◆ Listing
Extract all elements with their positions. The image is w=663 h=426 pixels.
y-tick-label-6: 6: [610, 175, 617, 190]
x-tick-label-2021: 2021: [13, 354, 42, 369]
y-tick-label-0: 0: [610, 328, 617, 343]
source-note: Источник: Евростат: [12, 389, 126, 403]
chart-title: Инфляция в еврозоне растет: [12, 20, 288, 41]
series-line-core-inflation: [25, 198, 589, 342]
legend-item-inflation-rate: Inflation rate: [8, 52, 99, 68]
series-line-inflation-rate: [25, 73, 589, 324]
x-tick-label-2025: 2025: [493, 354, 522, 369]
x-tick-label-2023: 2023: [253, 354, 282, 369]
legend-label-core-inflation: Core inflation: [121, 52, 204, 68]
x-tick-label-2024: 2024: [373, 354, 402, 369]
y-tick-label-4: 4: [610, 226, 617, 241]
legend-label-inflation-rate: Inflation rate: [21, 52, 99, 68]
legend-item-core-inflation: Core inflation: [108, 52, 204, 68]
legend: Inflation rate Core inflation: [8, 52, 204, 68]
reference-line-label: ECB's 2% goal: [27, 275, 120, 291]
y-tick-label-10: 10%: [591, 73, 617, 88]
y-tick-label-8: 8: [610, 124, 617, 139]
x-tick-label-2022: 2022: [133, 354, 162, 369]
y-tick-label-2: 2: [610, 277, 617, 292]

◆ Your goal
Rewrite the rows above as a JSON list of strings, one string per line, and leave out blank lines.

◆ The result
[
  "Extract all elements with their positions. The image is w=663 h=426 pixels.",
  "y-tick-label-6: 6: [610, 175, 617, 190]",
  "x-tick-label-2021: 2021: [13, 354, 42, 369]",
  "y-tick-label-0: 0: [610, 328, 617, 343]",
  "source-note: Источник: Евростат: [12, 389, 126, 403]",
  "chart-title: Инфляция в еврозоне растет: [12, 20, 288, 41]",
  "series-line-core-inflation: [25, 198, 589, 342]",
  "legend-item-inflation-rate: Inflation rate: [8, 52, 99, 68]",
  "series-line-inflation-rate: [25, 73, 589, 324]",
  "x-tick-label-2025: 2025: [493, 354, 522, 369]",
  "x-tick-label-2023: 2023: [253, 354, 282, 369]",
  "legend-label-core-inflation: Core inflation: [121, 52, 204, 68]",
  "x-tick-label-2024: 2024: [373, 354, 402, 369]",
  "y-tick-label-4: 4: [610, 226, 617, 241]",
  "legend-label-inflation-rate: Inflation rate: [21, 52, 99, 68]",
  "legend-item-core-inflation: Core inflation: [108, 52, 204, 68]",
  "legend: Inflation rate Core inflation: [8, 52, 204, 68]",
  "reference-line-label: ECB's 2% goal: [27, 275, 120, 291]",
  "y-tick-label-10: 10%: [591, 73, 617, 88]",
  "y-tick-label-8: 8: [610, 124, 617, 139]",
  "x-tick-label-2022: 2022: [133, 354, 162, 369]",
  "y-tick-label-2: 2: [610, 277, 617, 292]"
]